Transcribe the entries exactly; images are not part of the copy.

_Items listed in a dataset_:
--- Start ---
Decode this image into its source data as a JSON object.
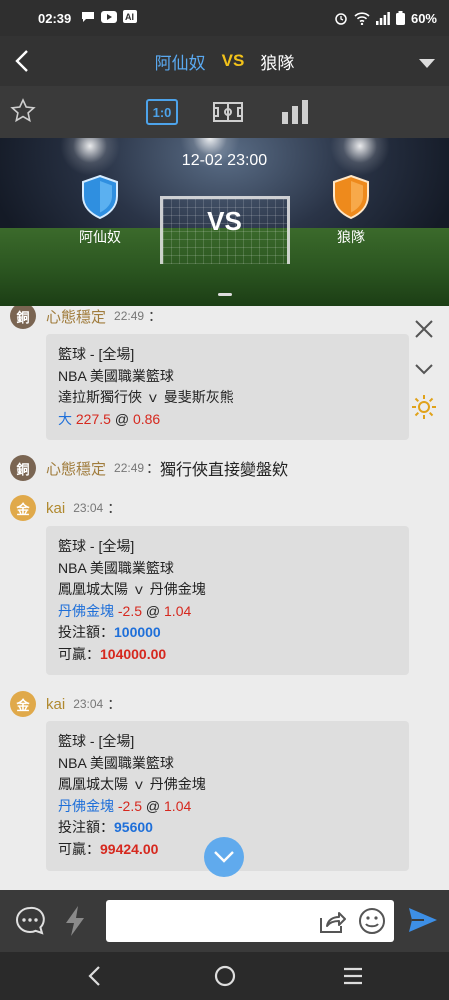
{
  "status_bar": {
    "time": "02:39",
    "battery": "60%"
  },
  "header": {
    "home_team": "阿仙奴",
    "vs": "VS",
    "away_team": "狼隊"
  },
  "toolbar": {
    "score_tab": "1:0"
  },
  "banner": {
    "datetime": "12-02 23:00",
    "home_team": "阿仙奴",
    "away_team": "狼隊",
    "vs": "VS"
  },
  "messages": [
    {
      "avatar": "銅",
      "user": "心態穩定",
      "time": "22:49",
      "colon": "：",
      "card": {
        "sport": "籃球 - [全場]",
        "league": "NBA 美國職業籃球",
        "match": "達拉斯獨行俠 ｖ 曼斐斯灰熊",
        "pick": "大",
        "line": "227.5",
        "at": "@",
        "odds": "0.86"
      }
    },
    {
      "avatar": "銅",
      "user": "心態穩定",
      "time": "22:49",
      "colon": "：",
      "text": "獨行俠直接變盤欸"
    },
    {
      "avatar": "金",
      "user": "kai",
      "time": "23:04",
      "colon": "：",
      "card": {
        "sport": "籃球 - [全場]",
        "league": "NBA 美國職業籃球",
        "match": "鳳凰城太陽 ｖ 丹佛金塊",
        "pick": "丹佛金塊",
        "line": "-2.5",
        "at": "@",
        "odds": "1.04",
        "stake_label": "投注額：",
        "stake": "100000",
        "win_label": "可贏：",
        "win": "104000.00"
      }
    },
    {
      "avatar": "金",
      "user": "kai",
      "time": "23:04",
      "colon": "：",
      "card": {
        "sport": "籃球 - [全場]",
        "league": "NBA 美國職業籃球",
        "match": "鳳凰城太陽 ｖ 丹佛金塊",
        "pick": "丹佛金塊",
        "line": "-2.5",
        "at": "@",
        "odds": "1.04",
        "stake_label": "投注額：",
        "stake": "95600",
        "win_label": "可贏：",
        "win": "99424.00"
      }
    }
  ],
  "composer": {
    "value": "",
    "placeholder": ""
  },
  "colors": {
    "accent_blue": "#4da3ea",
    "vs_yellow": "#f2c21a",
    "odds_red": "#d6281e",
    "pick_blue": "#1e6fd9"
  }
}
--- End ---
_Problem solution_:
Decode this image into its source data as a JSON object.
{
  "status_bar": {
    "time": "02:39",
    "battery": "60%"
  },
  "header": {
    "home_team": "阿仙奴",
    "vs": "VS",
    "away_team": "狼隊"
  },
  "toolbar": {
    "score_tab": "1:0"
  },
  "banner": {
    "datetime": "12-02 23:00",
    "home_team": "阿仙奴",
    "away_team": "狼隊",
    "vs": "VS"
  },
  "messages": [
    {
      "avatar": "銅",
      "user": "心態穩定",
      "time": "22:49",
      "colon": "：",
      "card": {
        "sport": "籃球 - [全場]",
        "league": "NBA 美國職業籃球",
        "match": "達拉斯獨行俠 ｖ 曼斐斯灰熊",
        "pick": "大",
        "line": "227.5",
        "at": "@",
        "odds": "0.86"
      }
    },
    {
      "avatar": "銅",
      "user": "心態穩定",
      "time": "22:49",
      "colon": "：",
      "text": "獨行俠直接變盤欸"
    },
    {
      "avatar": "金",
      "user": "kai",
      "time": "23:04",
      "colon": "：",
      "card": {
        "sport": "籃球 - [全場]",
        "league": "NBA 美國職業籃球",
        "match": "鳳凰城太陽 ｖ 丹佛金塊",
        "pick": "丹佛金塊",
        "line": "-2.5",
        "at": "@",
        "odds": "1.04",
        "stake_label": "投注額：",
        "stake": "100000",
        "win_label": "可贏：",
        "win": "104000.00"
      }
    },
    {
      "avatar": "金",
      "user": "kai",
      "time": "23:04",
      "colon": "：",
      "card": {
        "sport": "籃球 - [全場]",
        "league": "NBA 美國職業籃球",
        "match": "鳳凰城太陽 ｖ 丹佛金塊",
        "pick": "丹佛金塊",
        "line": "-2.5",
        "at": "@",
        "odds": "1.04",
        "stake_label": "投注額：",
        "stake": "95600",
        "win_label": "可贏：",
        "win": "99424.00"
      }
    }
  ],
  "composer": {
    "value": "",
    "placeholder": ""
  },
  "colors": {
    "accent_blue": "#4da3ea",
    "vs_yellow": "#f2c21a",
    "odds_red": "#d6281e",
    "pick_blue": "#1e6fd9"
  }
}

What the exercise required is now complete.